---------- Text provided

I won’t rehash the entire plot since there are any number of reviews out there. Basically, a smart but understated guy named Cameron (Brett Harrison of Reaper and The Loop) is not so much recruited by as coerced into working for a security company. The gang at the company, led by Christian Slater as Oz, pull off creative and highly challenging heists for a living.
Star Wars references seem to pop up in everything these days. How I Met Your Mother and Bones incorporate them really well, making you believe the characters think of Star Wars as part of their lives. (Marshall will cut a Thanksgiving turkey with a light saber one day.) In Breaking In, the character Cash (Alphonso McAuley) is introduced wearing a Han Solo costume. His first joke wraps up a nerd joke with a race joke–about how black guys don’t always have to play Lando. It would have been funnier if he just went around dressed as Han Solo with no explanation, leaving it for the audience to notice. (Does it matter what race he is? Meg played a freaking worm in Family Guy’s Star Wars universe.)
That bit is quickly followed by one in which Cash references Avatar then asserts that he speaks Klingon. We get it-you’re a geek!
As the New York Times points out, Christian Slater’s leering coercion of Bret Harrison looks an awful lot like the goings-on on Harrison’s previous geek-friendly show Reaper. Another more subtle geek reference, and one of the episode’s bright spots, was the appearance of the nearly-unrecognizable Michael Rosenbaum (Smallville’s Lex Luthor) as Dutch. He is hilariously doofy in his trailer trash-duds and monster-sized truck. When this show crashes and burns, he could have a future on Raising Hope.

--------------------
---------- Data section

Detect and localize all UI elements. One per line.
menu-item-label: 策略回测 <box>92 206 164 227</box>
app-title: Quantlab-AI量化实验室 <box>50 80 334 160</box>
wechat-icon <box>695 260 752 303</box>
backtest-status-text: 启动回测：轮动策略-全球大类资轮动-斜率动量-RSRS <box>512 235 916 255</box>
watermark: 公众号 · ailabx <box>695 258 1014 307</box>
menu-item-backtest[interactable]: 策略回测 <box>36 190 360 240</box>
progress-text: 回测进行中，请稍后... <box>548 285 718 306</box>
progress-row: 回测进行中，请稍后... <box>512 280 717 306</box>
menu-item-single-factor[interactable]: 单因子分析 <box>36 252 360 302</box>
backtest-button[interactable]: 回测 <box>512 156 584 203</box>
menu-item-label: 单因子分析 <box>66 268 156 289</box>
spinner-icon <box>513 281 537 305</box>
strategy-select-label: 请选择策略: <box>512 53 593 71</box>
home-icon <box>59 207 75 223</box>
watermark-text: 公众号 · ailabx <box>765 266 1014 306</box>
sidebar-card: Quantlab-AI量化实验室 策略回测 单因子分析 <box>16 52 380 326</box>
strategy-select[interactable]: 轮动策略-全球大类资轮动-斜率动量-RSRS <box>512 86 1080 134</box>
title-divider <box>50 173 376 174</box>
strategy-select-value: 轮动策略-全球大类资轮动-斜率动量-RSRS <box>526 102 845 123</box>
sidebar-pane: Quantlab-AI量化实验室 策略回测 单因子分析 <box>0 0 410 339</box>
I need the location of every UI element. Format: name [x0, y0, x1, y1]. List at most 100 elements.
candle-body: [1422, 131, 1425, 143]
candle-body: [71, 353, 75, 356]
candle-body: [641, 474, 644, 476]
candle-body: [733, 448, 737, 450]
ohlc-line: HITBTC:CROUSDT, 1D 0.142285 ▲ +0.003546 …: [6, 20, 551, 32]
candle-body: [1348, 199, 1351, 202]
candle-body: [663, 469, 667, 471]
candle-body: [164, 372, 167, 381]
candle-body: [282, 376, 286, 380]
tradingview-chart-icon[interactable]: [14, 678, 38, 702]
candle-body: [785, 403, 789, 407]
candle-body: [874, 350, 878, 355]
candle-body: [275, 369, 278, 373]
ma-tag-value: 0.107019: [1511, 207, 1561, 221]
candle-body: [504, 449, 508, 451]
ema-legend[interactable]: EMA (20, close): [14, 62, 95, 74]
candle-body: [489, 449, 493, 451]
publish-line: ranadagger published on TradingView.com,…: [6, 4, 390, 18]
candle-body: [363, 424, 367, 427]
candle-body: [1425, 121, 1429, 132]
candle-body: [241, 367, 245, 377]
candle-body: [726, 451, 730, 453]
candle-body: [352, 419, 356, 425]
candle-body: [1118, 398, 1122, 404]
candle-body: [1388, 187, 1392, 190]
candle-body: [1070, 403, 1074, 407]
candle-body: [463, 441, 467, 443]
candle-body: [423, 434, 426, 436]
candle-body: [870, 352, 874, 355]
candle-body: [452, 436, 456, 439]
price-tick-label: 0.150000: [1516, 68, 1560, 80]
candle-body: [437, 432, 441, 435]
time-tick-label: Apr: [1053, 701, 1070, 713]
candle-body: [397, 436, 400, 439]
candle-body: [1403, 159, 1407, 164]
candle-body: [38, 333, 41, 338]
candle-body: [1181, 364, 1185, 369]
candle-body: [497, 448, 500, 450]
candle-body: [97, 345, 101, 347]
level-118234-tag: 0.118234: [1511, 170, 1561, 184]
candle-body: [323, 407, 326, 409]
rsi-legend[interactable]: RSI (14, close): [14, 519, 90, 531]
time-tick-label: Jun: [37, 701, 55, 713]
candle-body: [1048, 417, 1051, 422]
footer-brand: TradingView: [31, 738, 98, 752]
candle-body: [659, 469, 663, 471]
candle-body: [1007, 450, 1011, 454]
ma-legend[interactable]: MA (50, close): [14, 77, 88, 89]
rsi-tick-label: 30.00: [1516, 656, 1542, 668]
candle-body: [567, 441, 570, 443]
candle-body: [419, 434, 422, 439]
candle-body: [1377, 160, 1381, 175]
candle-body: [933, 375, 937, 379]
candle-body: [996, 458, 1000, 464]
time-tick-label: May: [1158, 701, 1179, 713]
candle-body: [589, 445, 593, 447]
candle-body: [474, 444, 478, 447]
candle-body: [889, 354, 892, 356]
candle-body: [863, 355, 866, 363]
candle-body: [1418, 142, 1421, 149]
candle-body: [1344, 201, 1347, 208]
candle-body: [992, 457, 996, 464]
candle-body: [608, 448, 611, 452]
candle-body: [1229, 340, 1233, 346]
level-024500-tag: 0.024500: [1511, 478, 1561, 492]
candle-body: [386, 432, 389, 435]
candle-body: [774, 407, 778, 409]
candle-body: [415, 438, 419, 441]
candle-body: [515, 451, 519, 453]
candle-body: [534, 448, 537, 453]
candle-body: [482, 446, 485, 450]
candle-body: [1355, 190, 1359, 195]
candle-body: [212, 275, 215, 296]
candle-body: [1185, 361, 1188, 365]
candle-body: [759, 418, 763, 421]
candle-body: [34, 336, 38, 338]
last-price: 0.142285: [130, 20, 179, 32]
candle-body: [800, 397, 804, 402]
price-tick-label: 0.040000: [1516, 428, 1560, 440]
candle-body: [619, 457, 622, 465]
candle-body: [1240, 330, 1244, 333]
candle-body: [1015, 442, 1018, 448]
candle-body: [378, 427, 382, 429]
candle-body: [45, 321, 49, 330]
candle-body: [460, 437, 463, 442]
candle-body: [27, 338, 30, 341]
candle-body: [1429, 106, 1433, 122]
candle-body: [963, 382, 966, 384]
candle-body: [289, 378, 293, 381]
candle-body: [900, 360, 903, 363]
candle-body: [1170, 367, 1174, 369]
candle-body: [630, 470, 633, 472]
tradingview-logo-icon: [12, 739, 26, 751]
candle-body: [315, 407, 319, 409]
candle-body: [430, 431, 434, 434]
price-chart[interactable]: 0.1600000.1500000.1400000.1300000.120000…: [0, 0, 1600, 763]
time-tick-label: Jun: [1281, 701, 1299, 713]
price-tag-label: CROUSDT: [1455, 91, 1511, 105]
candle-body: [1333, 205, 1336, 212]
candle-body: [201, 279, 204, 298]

--------------------

Aim 1:
Retype the section of the Breaking In review that begins with the words containing "That bit is" and ends with "on Raising Hope.".
Aim 2:
Answer these questions using the Breaking In review:
(a) What costume is Cash wearing when he is introduced?
(b) Which actor plays Dutch?
(c) What is the name of Christian Slater's character?
Aim 3:
Write what comes next in the Breaking In review, beginning after its last sentence.

Expected answer 1:
That bit is quickly followed by one in which Cash references Avatar then asserts that he speaks Klingon. We get it-you’re a geek!
As the New York Times points out, Christian Slater’s leering coercion of Bret Harrison looks an awful lot like the goings-on on Harrison’s previous geek-friendly show Reaper. Another more subtle geek reference, and one of the episode’s bright spots, was the appearance of the nearly-unrecognizable Michael Rosenbaum (Smallville’s Lex Luthor) as Dutch. He is hilariously doofy in his trailer trash-duds and monster-sized truck. When this show crashes and burns, he could have a future on Raising Hope.

Expected answer 2:
(a) A Han Solo costume
(b) Michael Rosenbaum
(c) Oz

Expected answer 3:
It’s not that this pilot wasn’t entertaining or have it’s funny moments. It just seems like it’s trying way too hard to tell us what it is and what it is not, without allowing us to figure it out over a few episodes. It wants geeks to know they’re the intended audience, but it doesn’t know how to talk to them.
I feel pandered to. Raise your hand if you feel pandered to.
- In: 1990s | 2000s | About Pilots
- 2 Comments
A pilot episode has a lot to accomplish. It has to introduce a time, a place, characters, and relationships, as well as the tone and style of the show. Every once in a while, a pilot really nails a character introduction. In a moment, an audience meets a character and just knows that character. It might be shocking, it might be funny, but it’s memorable. I am sure there are many, many examples of which I am not even aware, but here are my favorites, in no particular order. If you have other suggestions, I would love to hear them!
1. Rachel Green (Jennifer Aniston) on Friends
At this point in the pilot, we’ve had a little while to get to know the other 5 members of the Central Perk gang. You don’t need me to review them. Ross is on the couch in the coffee house, lamenting the dissolution of his marriage. He whines, “I just want to be married,” and in walks this disheveled, rain-soaked bride complete with full-length veil. (Chandler counters, “And I just want a million dollars.”) Rachel hasn’t said a word, but her entry makes its own statement. You see a bride out of context like that and you know you’re in for a story.
2. The Devil (Ray Wise) on Reaper
Sam has already seen some strange sh*t on this, his 21st birthday. But as he’s cruising home from work in his parents’ station wagon, the smarmiest looking guy you’ve ever seen appears out of thin air in the back seat. “Is this a car-jacking,” Sam cries. “For this?” comes the response, ”If it was an Escalade maybe.” After a few seconds of this fruitless back-and-forth the stranger reveals, “I’m not a carjacker. I’m the Devil.” Sam wrecks the car, and the Devil vanishes as quickly as he appeared. And that’s the kind of crap Sam is going to put up with for the next 2 seasons. This pilot gets better every time I watch it.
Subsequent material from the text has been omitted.